→ **BRIEF**
Extract, from the listing that follows, each line containing the word "klopft".

[Start of DATA LISTING]

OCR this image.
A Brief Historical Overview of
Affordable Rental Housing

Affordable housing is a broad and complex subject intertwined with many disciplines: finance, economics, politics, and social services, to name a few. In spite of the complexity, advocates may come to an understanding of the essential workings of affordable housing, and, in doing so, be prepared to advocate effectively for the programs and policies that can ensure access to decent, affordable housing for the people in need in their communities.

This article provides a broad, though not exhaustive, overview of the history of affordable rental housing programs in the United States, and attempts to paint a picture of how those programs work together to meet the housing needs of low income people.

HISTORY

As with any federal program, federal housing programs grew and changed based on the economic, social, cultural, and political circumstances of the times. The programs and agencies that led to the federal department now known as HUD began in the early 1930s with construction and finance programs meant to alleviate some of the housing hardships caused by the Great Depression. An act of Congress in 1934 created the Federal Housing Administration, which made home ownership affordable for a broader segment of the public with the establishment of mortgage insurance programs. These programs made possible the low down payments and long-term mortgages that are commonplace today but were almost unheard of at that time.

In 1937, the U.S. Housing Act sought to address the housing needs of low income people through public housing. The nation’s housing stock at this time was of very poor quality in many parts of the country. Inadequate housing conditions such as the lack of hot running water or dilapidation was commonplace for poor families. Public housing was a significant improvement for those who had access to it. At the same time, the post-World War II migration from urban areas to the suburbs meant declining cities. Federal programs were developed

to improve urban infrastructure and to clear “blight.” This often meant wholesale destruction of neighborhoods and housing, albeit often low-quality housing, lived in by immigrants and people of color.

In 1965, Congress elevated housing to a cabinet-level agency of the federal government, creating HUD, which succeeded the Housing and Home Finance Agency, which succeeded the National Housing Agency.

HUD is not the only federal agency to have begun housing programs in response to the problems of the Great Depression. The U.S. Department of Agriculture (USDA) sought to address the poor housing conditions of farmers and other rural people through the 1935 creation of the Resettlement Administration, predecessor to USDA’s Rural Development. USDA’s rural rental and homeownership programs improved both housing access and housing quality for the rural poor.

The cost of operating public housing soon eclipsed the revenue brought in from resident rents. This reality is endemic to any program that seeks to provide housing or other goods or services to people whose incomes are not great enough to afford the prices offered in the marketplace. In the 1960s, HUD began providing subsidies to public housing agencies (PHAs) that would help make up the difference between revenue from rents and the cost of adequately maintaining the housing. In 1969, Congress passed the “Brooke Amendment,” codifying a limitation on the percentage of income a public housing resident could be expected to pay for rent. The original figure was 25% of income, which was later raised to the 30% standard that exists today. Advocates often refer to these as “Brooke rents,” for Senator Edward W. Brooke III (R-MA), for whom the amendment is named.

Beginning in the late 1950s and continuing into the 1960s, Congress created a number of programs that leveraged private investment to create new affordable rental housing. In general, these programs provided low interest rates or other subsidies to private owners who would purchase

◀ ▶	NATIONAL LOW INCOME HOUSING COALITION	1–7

[End of DATA LISTING]
[Start of DATA LISTING]

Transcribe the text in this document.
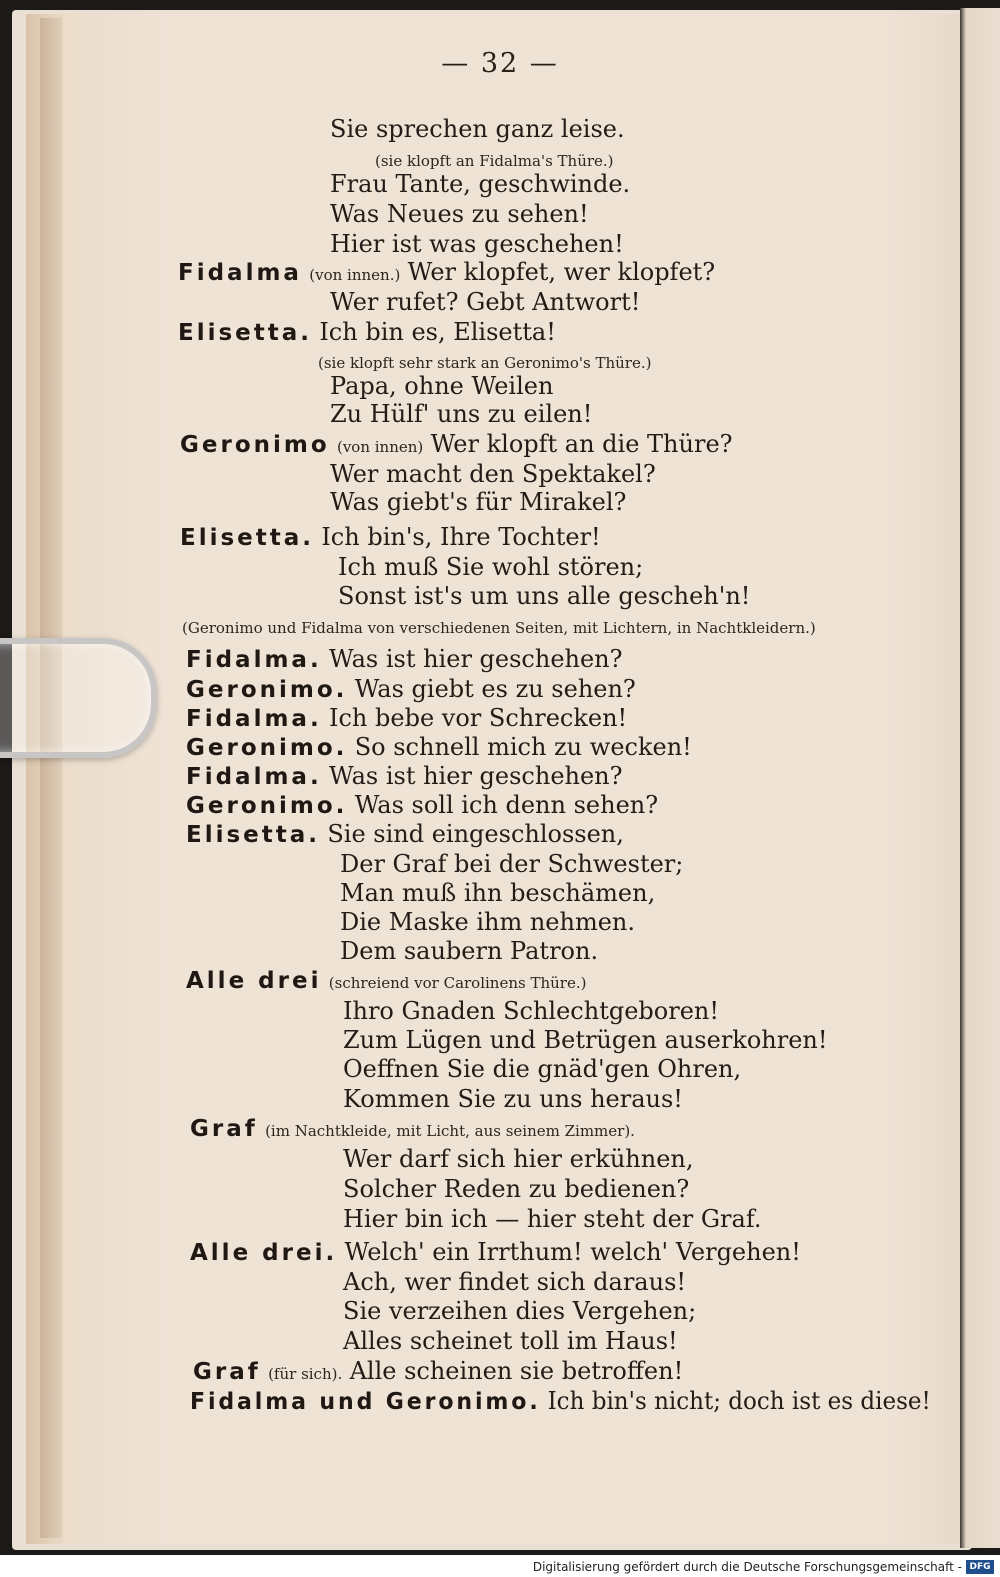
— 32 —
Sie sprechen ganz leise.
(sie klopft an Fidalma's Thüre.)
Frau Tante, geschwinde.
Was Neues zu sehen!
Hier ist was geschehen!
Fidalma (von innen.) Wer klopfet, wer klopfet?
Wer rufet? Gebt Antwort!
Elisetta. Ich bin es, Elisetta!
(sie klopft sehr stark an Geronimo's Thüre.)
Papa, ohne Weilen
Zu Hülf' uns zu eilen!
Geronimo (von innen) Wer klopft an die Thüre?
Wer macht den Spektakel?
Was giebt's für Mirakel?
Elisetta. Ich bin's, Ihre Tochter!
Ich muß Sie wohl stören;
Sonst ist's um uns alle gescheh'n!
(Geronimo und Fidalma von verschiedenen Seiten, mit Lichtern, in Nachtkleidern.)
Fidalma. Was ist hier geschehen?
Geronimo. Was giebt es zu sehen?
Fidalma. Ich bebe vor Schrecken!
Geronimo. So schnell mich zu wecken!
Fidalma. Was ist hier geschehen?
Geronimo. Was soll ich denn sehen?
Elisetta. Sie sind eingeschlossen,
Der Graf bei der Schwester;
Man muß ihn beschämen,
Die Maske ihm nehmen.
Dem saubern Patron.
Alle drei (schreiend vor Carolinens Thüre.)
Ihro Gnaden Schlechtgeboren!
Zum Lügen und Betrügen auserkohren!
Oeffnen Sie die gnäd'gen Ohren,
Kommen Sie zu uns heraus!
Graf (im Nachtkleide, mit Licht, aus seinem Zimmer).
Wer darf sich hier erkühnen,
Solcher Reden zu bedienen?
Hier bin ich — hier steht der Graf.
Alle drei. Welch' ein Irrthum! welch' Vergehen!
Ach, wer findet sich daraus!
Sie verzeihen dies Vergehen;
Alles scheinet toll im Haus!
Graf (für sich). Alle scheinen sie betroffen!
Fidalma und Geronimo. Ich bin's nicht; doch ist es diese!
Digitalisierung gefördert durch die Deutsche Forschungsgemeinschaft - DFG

[End of DATA LISTING]

→ **RESULT BELOW**
(sie klopft an Fidalma's Thüre.)
(sie klopft sehr stark an Geronimo's Thüre.)
Geronimo (von innen) Wer klopft an die Thüre?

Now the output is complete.